__WHAT YOU SHOULD DO__: Copy every record below, exactly as written.

::::

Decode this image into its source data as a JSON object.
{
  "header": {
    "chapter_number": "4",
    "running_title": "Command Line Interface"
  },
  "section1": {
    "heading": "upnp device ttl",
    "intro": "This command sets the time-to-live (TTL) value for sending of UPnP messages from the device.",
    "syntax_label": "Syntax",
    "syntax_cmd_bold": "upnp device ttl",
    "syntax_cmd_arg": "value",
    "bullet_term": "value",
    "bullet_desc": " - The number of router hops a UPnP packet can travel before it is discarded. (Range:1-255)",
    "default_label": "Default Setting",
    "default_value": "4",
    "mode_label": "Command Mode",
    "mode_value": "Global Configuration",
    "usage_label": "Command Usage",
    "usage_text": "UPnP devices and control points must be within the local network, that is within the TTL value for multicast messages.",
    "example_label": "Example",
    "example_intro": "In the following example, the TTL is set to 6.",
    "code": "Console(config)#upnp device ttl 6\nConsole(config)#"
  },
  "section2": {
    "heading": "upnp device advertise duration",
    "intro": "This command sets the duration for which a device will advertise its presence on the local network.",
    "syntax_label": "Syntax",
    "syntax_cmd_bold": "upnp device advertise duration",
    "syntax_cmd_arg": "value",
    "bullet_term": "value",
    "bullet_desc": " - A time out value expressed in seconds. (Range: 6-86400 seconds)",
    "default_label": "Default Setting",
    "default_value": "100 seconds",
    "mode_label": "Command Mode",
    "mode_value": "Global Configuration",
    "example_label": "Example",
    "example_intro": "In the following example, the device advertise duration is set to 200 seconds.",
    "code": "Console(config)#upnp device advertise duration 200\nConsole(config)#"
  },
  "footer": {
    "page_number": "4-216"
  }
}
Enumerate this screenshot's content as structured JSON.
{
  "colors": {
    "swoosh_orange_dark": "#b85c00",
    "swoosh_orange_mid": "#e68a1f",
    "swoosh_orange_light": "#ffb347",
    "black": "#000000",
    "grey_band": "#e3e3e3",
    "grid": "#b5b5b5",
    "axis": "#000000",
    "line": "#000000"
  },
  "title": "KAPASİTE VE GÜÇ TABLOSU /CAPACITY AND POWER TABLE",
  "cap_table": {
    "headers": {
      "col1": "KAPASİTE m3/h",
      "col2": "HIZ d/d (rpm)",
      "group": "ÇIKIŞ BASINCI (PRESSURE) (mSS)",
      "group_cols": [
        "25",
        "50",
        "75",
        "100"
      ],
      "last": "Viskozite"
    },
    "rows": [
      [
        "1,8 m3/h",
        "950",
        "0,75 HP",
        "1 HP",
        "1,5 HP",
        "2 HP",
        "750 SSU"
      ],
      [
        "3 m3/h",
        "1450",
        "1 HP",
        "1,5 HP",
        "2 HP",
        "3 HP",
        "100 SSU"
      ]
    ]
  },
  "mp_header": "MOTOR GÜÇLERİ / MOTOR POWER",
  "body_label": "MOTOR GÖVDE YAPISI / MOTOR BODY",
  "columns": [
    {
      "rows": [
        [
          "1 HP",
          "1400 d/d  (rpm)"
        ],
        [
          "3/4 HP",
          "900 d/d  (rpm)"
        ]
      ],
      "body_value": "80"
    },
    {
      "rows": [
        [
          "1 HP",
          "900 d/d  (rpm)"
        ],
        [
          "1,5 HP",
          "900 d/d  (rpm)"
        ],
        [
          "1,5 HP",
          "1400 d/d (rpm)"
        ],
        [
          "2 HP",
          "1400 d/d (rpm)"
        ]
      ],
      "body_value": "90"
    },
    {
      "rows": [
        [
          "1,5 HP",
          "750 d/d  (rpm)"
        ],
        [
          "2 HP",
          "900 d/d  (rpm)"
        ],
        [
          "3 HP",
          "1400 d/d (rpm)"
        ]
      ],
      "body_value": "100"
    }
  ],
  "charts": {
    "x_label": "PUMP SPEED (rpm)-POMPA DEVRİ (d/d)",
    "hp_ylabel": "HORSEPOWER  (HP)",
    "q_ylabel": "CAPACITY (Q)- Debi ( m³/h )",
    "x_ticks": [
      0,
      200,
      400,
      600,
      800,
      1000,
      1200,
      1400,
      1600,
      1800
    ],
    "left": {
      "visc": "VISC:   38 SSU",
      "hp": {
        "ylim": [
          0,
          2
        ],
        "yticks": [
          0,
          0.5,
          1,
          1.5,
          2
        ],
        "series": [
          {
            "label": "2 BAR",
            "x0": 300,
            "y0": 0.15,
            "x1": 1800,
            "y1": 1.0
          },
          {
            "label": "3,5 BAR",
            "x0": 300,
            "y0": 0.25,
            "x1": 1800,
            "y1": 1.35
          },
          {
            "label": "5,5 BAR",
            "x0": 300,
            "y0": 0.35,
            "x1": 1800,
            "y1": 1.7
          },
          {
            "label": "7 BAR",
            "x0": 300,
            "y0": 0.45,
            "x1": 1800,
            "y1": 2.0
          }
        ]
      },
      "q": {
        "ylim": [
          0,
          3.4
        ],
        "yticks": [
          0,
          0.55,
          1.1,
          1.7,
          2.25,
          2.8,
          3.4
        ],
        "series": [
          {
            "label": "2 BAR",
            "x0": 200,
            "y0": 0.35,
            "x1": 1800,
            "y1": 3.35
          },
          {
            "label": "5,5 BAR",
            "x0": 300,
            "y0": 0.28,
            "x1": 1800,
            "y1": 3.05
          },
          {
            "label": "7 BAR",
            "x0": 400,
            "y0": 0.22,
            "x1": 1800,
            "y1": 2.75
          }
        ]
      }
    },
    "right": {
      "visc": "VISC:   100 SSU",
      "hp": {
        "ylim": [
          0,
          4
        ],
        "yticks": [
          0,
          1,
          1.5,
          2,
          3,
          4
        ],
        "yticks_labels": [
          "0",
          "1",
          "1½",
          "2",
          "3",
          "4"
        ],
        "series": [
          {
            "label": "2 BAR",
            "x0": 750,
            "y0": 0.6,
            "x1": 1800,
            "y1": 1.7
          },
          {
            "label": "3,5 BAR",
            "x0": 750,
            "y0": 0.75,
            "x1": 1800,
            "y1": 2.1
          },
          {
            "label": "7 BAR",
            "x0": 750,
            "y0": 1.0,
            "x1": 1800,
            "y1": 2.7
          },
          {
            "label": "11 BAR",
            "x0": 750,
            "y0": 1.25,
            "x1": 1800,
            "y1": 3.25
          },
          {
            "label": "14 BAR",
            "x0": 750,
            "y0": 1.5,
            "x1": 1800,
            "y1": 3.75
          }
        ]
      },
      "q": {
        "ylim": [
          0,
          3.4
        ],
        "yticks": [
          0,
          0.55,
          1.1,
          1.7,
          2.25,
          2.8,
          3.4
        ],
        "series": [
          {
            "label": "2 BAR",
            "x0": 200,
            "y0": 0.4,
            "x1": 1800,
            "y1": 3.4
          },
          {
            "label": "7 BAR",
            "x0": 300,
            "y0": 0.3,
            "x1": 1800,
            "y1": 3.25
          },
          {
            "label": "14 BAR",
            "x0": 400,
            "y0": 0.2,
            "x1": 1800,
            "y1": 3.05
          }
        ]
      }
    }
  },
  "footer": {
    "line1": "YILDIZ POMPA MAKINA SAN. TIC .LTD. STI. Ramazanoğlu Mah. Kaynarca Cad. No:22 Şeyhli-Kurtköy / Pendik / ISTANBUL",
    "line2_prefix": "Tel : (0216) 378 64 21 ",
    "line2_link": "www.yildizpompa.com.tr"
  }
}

::::

__RESPONSE TO THIS TASK__:
Decode this image into its source data as a JSON object.
{
  "header": {
    "chapter_number": "4",
    "running_title": "Command Line Interface"
  },
  "section1": {
    "heading": "upnp device ttl",
    "intro": "This command sets the time-to-live (TTL) value for sending of UPnP messages from the device.",
    "syntax_label": "Syntax",
    "syntax_cmd_bold": "upnp device ttl",
    "syntax_cmd_arg": "value",
    "bullet_term": "value",
    "bullet_desc": " - The number of router hops a UPnP packet can travel before it is discarded. (Range:1-255)",
    "default_label": "Default Setting",
    "default_value": "4",
    "mode_label": "Command Mode",
    "mode_value": "Global Configuration",
    "usage_label": "Command Usage",
    "usage_text": "UPnP devices and control points must be within the local network, that is within the TTL value for multicast messages.",
    "example_label": "Example",
    "example_intro": "In the following example, the TTL is set to 6.",
    "code": "Console(config)#upnp device ttl 6\nConsole(config)#"
  },
  "section2": {
    "heading": "upnp device advertise duration",
    "intro": "This command sets the duration for which a device will advertise its presence on the local network.",
    "syntax_label": "Syntax",
    "syntax_cmd_bold": "upnp device advertise duration",
    "syntax_cmd_arg": "value",
    "bullet_term": "value",
    "bullet_desc": " - A time out value expressed in seconds. (Range: 6-86400 seconds)",
    "default_label": "Default Setting",
    "default_value": "100 seconds",
    "mode_label": "Command Mode",
    "mode_value": "Global Configuration",
    "example_label": "Example",
    "example_intro": "In the following example, the device advertise duration is set to 200 seconds.",
    "code": "Console(config)#upnp device advertise duration 200\nConsole(config)#"
  },
  "footer": {
    "page_number": "4-216"
  }
}
Enumerate this screenshot's content as structured JSON.
{
  "colors": {
    "swoosh_orange_dark": "#b85c00",
    "swoosh_orange_mid": "#e68a1f",
    "swoosh_orange_light": "#ffb347",
    "black": "#000000",
    "grey_band": "#e3e3e3",
    "grid": "#b5b5b5",
    "axis": "#000000",
    "line": "#000000"
  },
  "title": "KAPASİTE VE GÜÇ TABLOSU /CAPACITY AND POWER TABLE",
  "cap_table": {
    "headers": {
      "col1": "KAPASİTE m3/h",
      "col2": "HIZ d/d (rpm)",
      "group": "ÇIKIŞ BASINCI (PRESSURE) (mSS)",
      "group_cols": [
        "25",
        "50",
        "75",
        "100"
      ],
      "last": "Viskozite"
    },
    "rows": [
      [
        "1,8 m3/h",
        "950",
        "0,75 HP",
        "1 HP",
        "1,5 HP",
        "2 HP",
        "750 SSU"
      ],
      [
        "3 m3/h",
        "1450",
        "1 HP",
        "1,5 HP",
        "2 HP",
        "3 HP",
        "100 SSU"
      ]
    ]
  },
  "mp_header": "MOTOR GÜÇLERİ / MOTOR POWER",
  "body_label": "MOTOR GÖVDE YAPISI / MOTOR BODY",
  "columns": [
    {
      "rows": [
        [
          "1 HP",
          "1400 d/d  (rpm)"
        ],
        [
          "3/4 HP",
          "900 d/d  (rpm)"
        ]
      ],
      "body_value": "80"
    },
    {
      "rows": [
        [
          "1 HP",
          "900 d/d  (rpm)"
        ],
        [
          "1,5 HP",
          "900 d/d  (rpm)"
        ],
        [
          "1,5 HP",
          "1400 d/d (rpm)"
        ],
        [
          "2 HP",
          "1400 d/d (rpm)"
        ]
      ],
      "body_value": "90"
    },
    {
      "rows": [
        [
          "1,5 HP",
          "750 d/d  (rpm)"
        ],
        [
          "2 HP",
          "900 d/d  (rpm)"
        ],
        [
          "3 HP",
          "1400 d/d (rpm)"
        ]
      ],
      "body_value": "100"
    }
  ],
  "charts": {
    "x_label": "PUMP SPEED (rpm)-POMPA DEVRİ (d/d)",
    "hp_ylabel": "HORSEPOWER  (HP)",
    "q_ylabel": "CAPACITY (Q)- Debi ( m³/h )",
    "x_ticks": [
      0,
      200,
      400,
      600,
      800,
      1000,
      1200,
      1400,
      1600,
      1800
    ],
    "left": {
      "visc": "VISC:   38 SSU",
      "hp": {
        "ylim": [
          0,
          2
        ],
        "yticks": [
          0,
          0.5,
          1,
          1.5,
          2
        ],
        "series": [
          {
            "label": "2 BAR",
            "x0": 300,
            "y0": 0.15,
            "x1": 1800,
            "y1": 1.0
          },
          {
            "label": "3,5 BAR",
            "x0": 300,
            "y0": 0.25,
            "x1": 1800,
            "y1": 1.35
          },
          {
            "label": "5,5 BAR",
            "x0": 300,
            "y0": 0.35,
            "x1": 1800,
            "y1": 1.7
          },
          {
            "label": "7 BAR",
            "x0": 300,
            "y0": 0.45,
            "x1": 1800,
            "y1": 2.0
          }
        ]
      },
      "q": {
        "ylim": [
          0,
          3.4
        ],
        "yticks": [
          0,
          0.55,
          1.1,
          1.7,
          2.25,
          2.8,
          3.4
        ],
        "series": [
          {
            "label": "2 BAR",
            "x0": 200,
            "y0": 0.35,
            "x1": 1800,
            "y1": 3.35
          },
          {
            "label": "5,5 BAR",
            "x0": 300,
            "y0": 0.28,
            "x1": 1800,
            "y1": 3.05
          },
          {
            "label": "7 BAR",
            "x0": 400,
            "y0": 0.22,
            "x1": 1800,
            "y1": 2.75
          }
        ]
      }
    },
    "right": {
      "visc": "VISC:   100 SSU",
      "hp": {
        "ylim": [
          0,
          4
        ],
        "yticks": [
          0,
          1,
          1.5,
          2,
          3,
          4
        ],
        "yticks_labels": [
          "0",
          "1",
          "1½",
          "2",
          "3",
          "4"
        ],
        "series": [
          {
            "label": "2 BAR",
            "x0": 750,
            "y0": 0.6,
            "x1": 1800,
            "y1": 1.7
          },
          {
            "label": "3,5 BAR",
            "x0": 750,
            "y0": 0.75,
            "x1": 1800,
            "y1": 2.1
          },
          {
            "label": "7 BAR",
            "x0": 750,
            "y0": 1.0,
            "x1": 1800,
            "y1": 2.7
          },
          {
            "label": "11 BAR",
            "x0": 750,
            "y0": 1.25,
            "x1": 1800,
            "y1": 3.25
          },
          {
            "label": "14 BAR",
            "x0": 750,
            "y0": 1.5,
            "x1": 1800,
            "y1": 3.75
          }
        ]
      },
      "q": {
        "ylim": [
          0,
          3.4
        ],
        "yticks": [
          0,
          0.55,
          1.1,
          1.7,
          2.25,
          2.8,
          3.4
        ],
        "series": [
          {
            "label": "2 BAR",
            "x0": 200,
            "y0": 0.4,
            "x1": 1800,
            "y1": 3.4
          },
          {
            "label": "7 BAR",
            "x0": 300,
            "y0": 0.3,
            "x1": 1800,
            "y1": 3.25
          },
          {
            "label": "14 BAR",
            "x0": 400,
            "y0": 0.2,
            "x1": 1800,
            "y1": 3.05
          }
        ]
      }
    }
  },
  "footer": {
    "line1": "YILDIZ POMPA MAKINA SAN. TIC .LTD. STI. Ramazanoğlu Mah. Kaynarca Cad. No:22 Şeyhli-Kurtköy / Pendik / ISTANBUL",
    "line2_prefix": "Tel : (0216) 378 64 21 ",
    "line2_link": "www.yildizpompa.com.tr"
  }
}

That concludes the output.